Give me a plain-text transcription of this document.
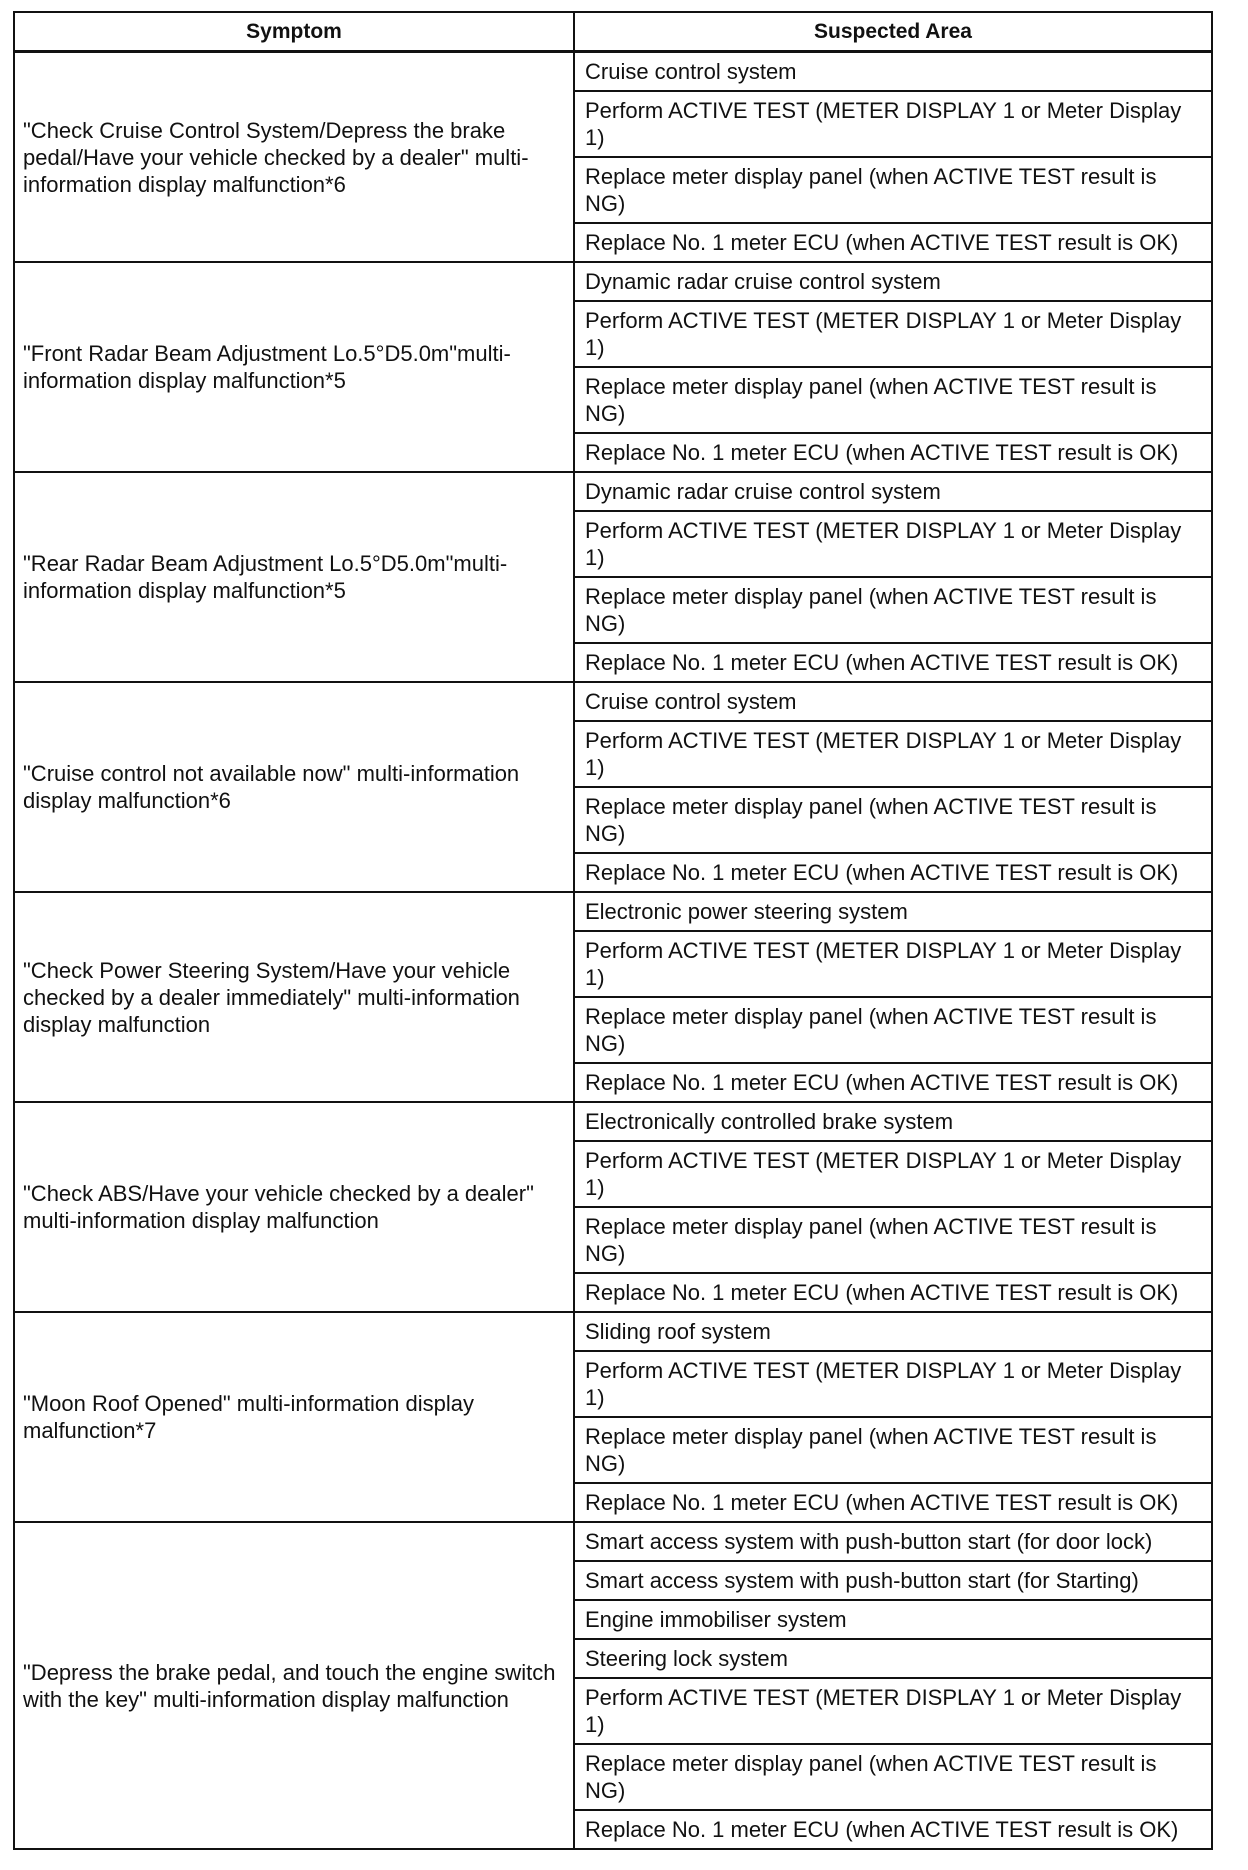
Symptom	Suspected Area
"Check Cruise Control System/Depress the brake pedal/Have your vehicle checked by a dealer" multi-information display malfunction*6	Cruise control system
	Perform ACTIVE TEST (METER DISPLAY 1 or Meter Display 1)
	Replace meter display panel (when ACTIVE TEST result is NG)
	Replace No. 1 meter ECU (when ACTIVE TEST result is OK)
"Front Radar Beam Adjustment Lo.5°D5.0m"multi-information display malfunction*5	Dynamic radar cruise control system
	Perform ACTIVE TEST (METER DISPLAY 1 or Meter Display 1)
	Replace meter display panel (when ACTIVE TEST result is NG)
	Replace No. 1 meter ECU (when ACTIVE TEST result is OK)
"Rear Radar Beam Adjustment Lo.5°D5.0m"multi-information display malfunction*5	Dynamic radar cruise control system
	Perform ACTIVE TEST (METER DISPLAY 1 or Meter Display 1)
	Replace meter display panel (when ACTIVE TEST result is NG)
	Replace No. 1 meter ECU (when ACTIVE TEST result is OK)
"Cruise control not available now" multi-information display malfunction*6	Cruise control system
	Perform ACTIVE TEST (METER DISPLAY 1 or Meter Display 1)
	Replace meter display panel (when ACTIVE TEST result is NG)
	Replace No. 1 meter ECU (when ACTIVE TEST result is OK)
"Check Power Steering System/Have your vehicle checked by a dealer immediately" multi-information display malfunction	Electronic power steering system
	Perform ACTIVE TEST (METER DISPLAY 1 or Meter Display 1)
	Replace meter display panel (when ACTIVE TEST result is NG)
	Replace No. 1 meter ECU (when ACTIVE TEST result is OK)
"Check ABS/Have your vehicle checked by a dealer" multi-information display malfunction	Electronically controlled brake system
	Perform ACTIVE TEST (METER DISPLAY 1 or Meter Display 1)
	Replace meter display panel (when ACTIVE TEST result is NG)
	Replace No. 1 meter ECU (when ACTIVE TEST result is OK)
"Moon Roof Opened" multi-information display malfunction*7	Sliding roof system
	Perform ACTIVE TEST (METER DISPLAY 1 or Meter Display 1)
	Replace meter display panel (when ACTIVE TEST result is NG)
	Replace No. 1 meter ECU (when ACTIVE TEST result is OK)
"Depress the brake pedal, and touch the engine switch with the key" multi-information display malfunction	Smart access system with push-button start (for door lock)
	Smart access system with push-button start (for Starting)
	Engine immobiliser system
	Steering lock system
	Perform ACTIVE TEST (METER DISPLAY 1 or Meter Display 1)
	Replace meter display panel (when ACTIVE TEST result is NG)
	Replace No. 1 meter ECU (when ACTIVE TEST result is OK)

***

# Problem description
Within the data above, pick out all lines holding the word "button".

# Result of the task
"Depress the brake pedal, and touch the engine switch with the key" multi-information display malfunction	Smart access system with push-button start (for door lock)
	Smart access system with push-button start (for Starting)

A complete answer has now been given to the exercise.